» Excerpted data
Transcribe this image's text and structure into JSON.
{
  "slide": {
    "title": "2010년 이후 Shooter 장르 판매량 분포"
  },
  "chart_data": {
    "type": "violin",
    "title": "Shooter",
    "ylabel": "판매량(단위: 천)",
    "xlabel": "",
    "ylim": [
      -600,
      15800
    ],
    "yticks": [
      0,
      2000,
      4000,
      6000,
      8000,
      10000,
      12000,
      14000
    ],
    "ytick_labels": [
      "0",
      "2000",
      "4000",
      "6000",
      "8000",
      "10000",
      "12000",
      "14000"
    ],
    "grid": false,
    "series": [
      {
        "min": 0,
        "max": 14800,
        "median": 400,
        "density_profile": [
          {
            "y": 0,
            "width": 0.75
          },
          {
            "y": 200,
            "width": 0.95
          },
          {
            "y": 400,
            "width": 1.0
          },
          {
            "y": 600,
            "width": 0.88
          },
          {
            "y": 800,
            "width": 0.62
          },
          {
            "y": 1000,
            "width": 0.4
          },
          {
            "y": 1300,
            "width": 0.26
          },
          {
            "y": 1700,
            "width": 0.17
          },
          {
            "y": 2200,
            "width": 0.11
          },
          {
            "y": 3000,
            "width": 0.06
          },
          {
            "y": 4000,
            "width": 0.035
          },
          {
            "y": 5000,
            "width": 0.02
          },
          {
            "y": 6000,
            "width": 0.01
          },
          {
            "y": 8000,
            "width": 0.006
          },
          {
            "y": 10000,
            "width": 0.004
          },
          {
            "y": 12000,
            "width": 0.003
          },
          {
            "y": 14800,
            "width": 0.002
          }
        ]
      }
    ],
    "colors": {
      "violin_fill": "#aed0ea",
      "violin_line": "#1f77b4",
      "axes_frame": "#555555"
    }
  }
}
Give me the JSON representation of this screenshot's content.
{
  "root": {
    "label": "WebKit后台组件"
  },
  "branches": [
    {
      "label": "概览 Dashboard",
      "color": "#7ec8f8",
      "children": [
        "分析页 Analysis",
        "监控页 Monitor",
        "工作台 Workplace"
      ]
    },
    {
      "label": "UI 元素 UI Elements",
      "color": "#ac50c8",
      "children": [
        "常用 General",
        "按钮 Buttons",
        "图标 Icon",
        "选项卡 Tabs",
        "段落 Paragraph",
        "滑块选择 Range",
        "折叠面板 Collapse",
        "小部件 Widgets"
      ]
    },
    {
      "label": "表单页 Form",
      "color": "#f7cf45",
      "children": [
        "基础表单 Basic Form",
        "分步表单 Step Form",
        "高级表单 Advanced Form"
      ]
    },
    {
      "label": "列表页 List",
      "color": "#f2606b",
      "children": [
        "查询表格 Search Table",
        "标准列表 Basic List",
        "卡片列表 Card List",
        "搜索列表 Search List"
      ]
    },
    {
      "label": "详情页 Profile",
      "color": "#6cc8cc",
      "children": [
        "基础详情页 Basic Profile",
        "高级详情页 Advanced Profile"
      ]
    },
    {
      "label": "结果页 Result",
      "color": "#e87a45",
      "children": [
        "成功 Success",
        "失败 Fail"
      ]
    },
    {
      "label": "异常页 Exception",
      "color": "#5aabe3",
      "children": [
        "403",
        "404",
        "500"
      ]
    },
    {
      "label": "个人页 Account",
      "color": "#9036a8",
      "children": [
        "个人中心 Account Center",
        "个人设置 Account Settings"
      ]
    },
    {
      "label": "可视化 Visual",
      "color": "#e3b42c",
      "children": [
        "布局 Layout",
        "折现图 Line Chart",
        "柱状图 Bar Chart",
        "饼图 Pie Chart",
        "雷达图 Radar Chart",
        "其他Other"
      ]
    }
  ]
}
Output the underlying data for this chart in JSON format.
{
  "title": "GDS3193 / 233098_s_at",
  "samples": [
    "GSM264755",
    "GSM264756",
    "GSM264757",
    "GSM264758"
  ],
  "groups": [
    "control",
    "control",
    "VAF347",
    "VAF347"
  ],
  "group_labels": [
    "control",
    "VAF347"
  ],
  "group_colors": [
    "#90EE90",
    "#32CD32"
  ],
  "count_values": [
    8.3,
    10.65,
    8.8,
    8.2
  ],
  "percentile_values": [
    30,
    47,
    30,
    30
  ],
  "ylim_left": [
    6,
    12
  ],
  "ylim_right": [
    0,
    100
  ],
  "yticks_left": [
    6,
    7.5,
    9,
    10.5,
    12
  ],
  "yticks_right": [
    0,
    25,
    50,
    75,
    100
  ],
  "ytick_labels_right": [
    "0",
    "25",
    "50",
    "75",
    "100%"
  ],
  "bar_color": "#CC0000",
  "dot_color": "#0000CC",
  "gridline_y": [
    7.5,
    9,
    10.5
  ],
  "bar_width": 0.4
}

» What is being asked
Copy each line of the entries that includes the word "Advanced".

» Right answer
        "高级表单 Advanced Form"
        "高级详情页 Advanced Profile"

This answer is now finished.